What is being asked: Omit the pictures from the entries below and retype everything else exactly.

:: Task input

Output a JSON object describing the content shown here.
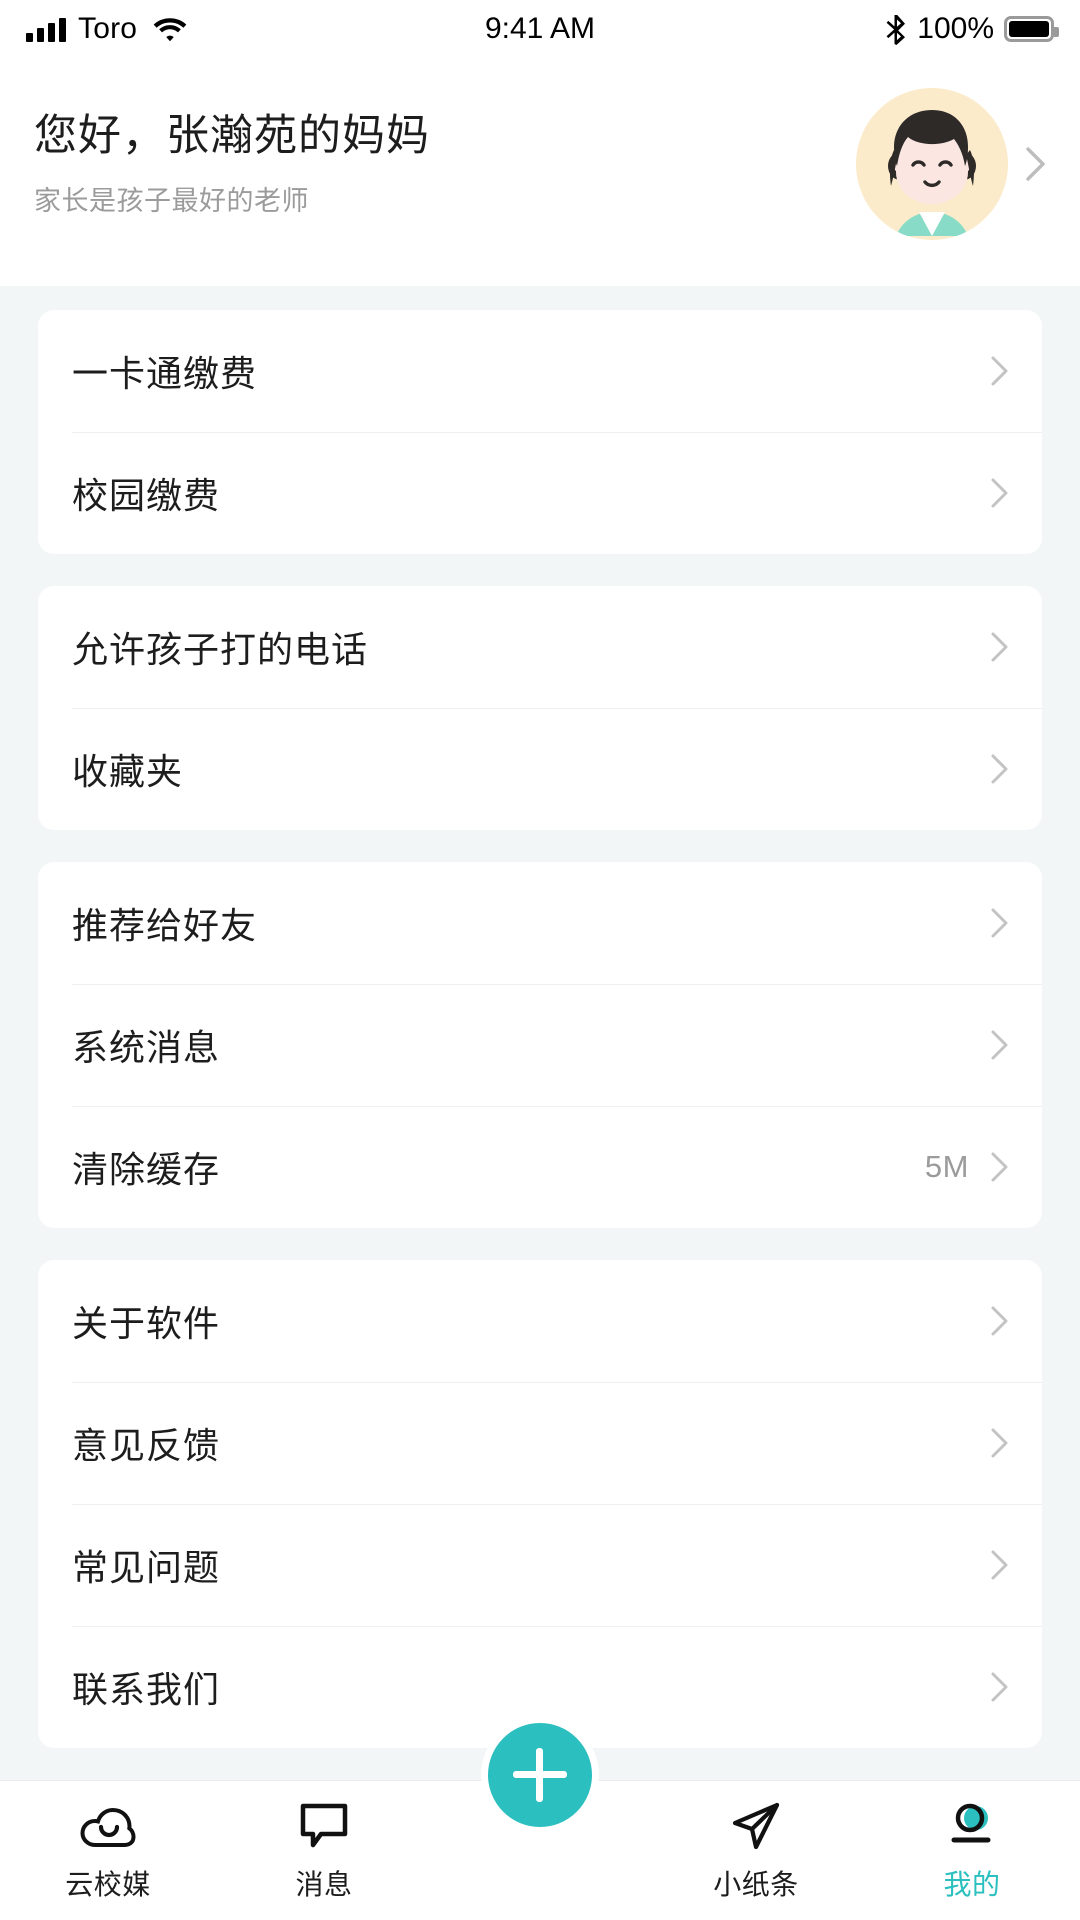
{
  "statusbar": {
    "carrier": "Toro",
    "time": "9:41 AM",
    "battery_text": "100%",
    "icons": [
      "signal-icon",
      "wifi-icon",
      "bluetooth-icon",
      "battery-icon"
    ]
  },
  "header": {
    "greeting": "您好，张瀚苑的妈妈",
    "subtitle": "家长是孩子最好的老师",
    "avatar_bg": "#FCEBCB",
    "avatar_hair": "#2E2A28",
    "avatar_face": "#FBE6E2",
    "avatar_shirt": "#88DBC6"
  },
  "theme": {
    "accent": "#2BBFBF",
    "page_bg": "#F2F6F7",
    "card_bg": "#FFFFFF",
    "text": "#1D1D1D",
    "muted": "#9B9B9B"
  },
  "groups": [
    {
      "items": [
        {
          "label": "一卡通缴费",
          "value": ""
        },
        {
          "label": "校园缴费",
          "value": ""
        }
      ]
    },
    {
      "items": [
        {
          "label": "允许孩子打的电话",
          "value": ""
        },
        {
          "label": "收藏夹",
          "value": ""
        }
      ]
    },
    {
      "items": [
        {
          "label": "推荐给好友",
          "value": ""
        },
        {
          "label": "系统消息",
          "value": ""
        },
        {
          "label": "清除缓存",
          "value": "5M"
        }
      ]
    },
    {
      "items": [
        {
          "label": "关于软件",
          "value": ""
        },
        {
          "label": "意见反馈",
          "value": ""
        },
        {
          "label": "常见问题",
          "value": ""
        },
        {
          "label": "联系我们",
          "value": ""
        }
      ]
    }
  ],
  "tabbar": {
    "fab_label": "add-button",
    "tabs": [
      {
        "label": "云校媒",
        "icon": "cloud-smile-icon",
        "active": false
      },
      {
        "label": "消息",
        "icon": "speech-bubble-icon",
        "active": false
      },
      {
        "label": "小纸条",
        "icon": "paper-plane-icon",
        "active": false
      },
      {
        "label": "我的",
        "icon": "profile-icon",
        "active": true
      }
    ]
  }
}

::::

The answer:
Output a JSON object describing the content shown here.
{
  "statusbar": {
    "carrier": "Toro",
    "time": "9:41 AM",
    "battery_text": "100%",
    "icons": [
      "signal-icon",
      "wifi-icon",
      "bluetooth-icon",
      "battery-icon"
    ]
  },
  "header": {
    "greeting": "您好，张瀚苑的妈妈",
    "subtitle": "家长是孩子最好的老师",
    "avatar_bg": "#FCEBCB",
    "avatar_hair": "#2E2A28",
    "avatar_face": "#FBE6E2",
    "avatar_shirt": "#88DBC6"
  },
  "theme": {
    "accent": "#2BBFBF",
    "page_bg": "#F2F6F7",
    "card_bg": "#FFFFFF",
    "text": "#1D1D1D",
    "muted": "#9B9B9B"
  },
  "groups": [
    {
      "items": [
        {
          "label": "一卡通缴费",
          "value": ""
        },
        {
          "label": "校园缴费",
          "value": ""
        }
      ]
    },
    {
      "items": [
        {
          "label": "允许孩子打的电话",
          "value": ""
        },
        {
          "label": "收藏夹",
          "value": ""
        }
      ]
    },
    {
      "items": [
        {
          "label": "推荐给好友",
          "value": ""
        },
        {
          "label": "系统消息",
          "value": ""
        },
        {
          "label": "清除缓存",
          "value": "5M"
        }
      ]
    },
    {
      "items": [
        {
          "label": "关于软件",
          "value": ""
        },
        {
          "label": "意见反馈",
          "value": ""
        },
        {
          "label": "常见问题",
          "value": ""
        },
        {
          "label": "联系我们",
          "value": ""
        }
      ]
    }
  ],
  "tabbar": {
    "fab_label": "add-button",
    "tabs": [
      {
        "label": "云校媒",
        "icon": "cloud-smile-icon",
        "active": false
      },
      {
        "label": "消息",
        "icon": "speech-bubble-icon",
        "active": false
      },
      {
        "label": "小纸条",
        "icon": "paper-plane-icon",
        "active": false
      },
      {
        "label": "我的",
        "icon": "profile-icon",
        "active": true
      }
    ]
  }
}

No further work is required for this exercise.